◆ **Task**
Transcribe the material verbatim in full; the pictures do not belong in the copy.

◆ **Entries provided**
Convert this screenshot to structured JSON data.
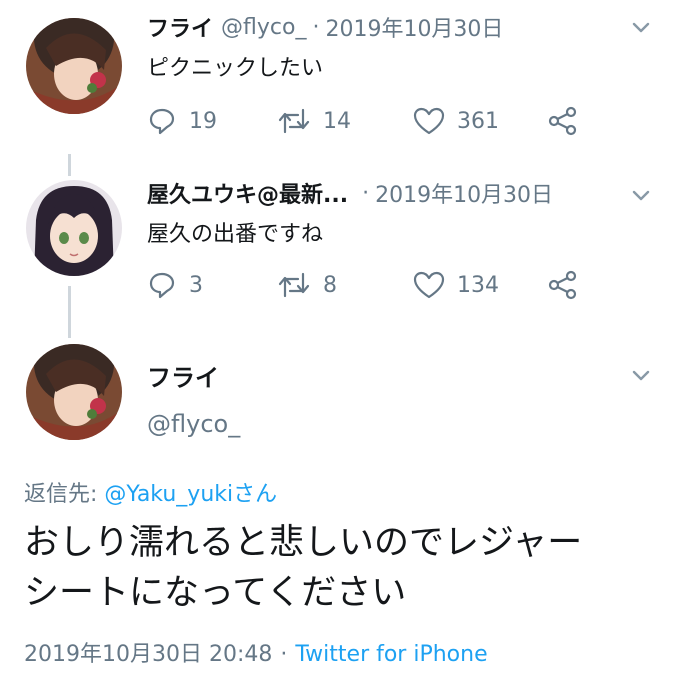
{
  "colors": {
    "text": "#14171a",
    "secondary": "#657786",
    "link": "#1da1f2",
    "thread_line": "#cfd6dc"
  },
  "tweet1": {
    "name": "フライ",
    "handle": "@flyco_",
    "dot": "·",
    "date": "2019年10月30日",
    "text": "ピクニックしたい",
    "replies": "19",
    "retweets": "14",
    "likes": "361"
  },
  "tweet2": {
    "name": "屋久ユウキ@最新...",
    "dot": "·",
    "date": "2019年10月30日",
    "text": "屋久の出番ですね",
    "replies": "3",
    "retweets": "8",
    "likes": "134"
  },
  "main": {
    "name": "フライ",
    "handle": "@flyco_",
    "replying_label": "返信先: ",
    "replying_to": "@Yaku_yukiさん",
    "text_line1": "おしり濡れると悲しいのでレジャー",
    "text_line2": "シートになってください",
    "timestamp": "2019年10月30日 20:48",
    "sep": "·",
    "source": "Twitter for iPhone"
  }
}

◆ **Right answer**
Convert this screenshot to structured JSON data.
{
  "colors": {
    "text": "#14171a",
    "secondary": "#657786",
    "link": "#1da1f2",
    "thread_line": "#cfd6dc"
  },
  "tweet1": {
    "name": "フライ",
    "handle": "@flyco_",
    "dot": "·",
    "date": "2019年10月30日",
    "text": "ピクニックしたい",
    "replies": "19",
    "retweets": "14",
    "likes": "361"
  },
  "tweet2": {
    "name": "屋久ユウキ@最新...",
    "dot": "·",
    "date": "2019年10月30日",
    "text": "屋久の出番ですね",
    "replies": "3",
    "retweets": "8",
    "likes": "134"
  },
  "main": {
    "name": "フライ",
    "handle": "@flyco_",
    "replying_label": "返信先: ",
    "replying_to": "@Yaku_yukiさん",
    "text_line1": "おしり濡れると悲しいのでレジャー",
    "text_line2": "シートになってください",
    "timestamp": "2019年10月30日 20:48",
    "sep": "·",
    "source": "Twitter for iPhone"
  }
}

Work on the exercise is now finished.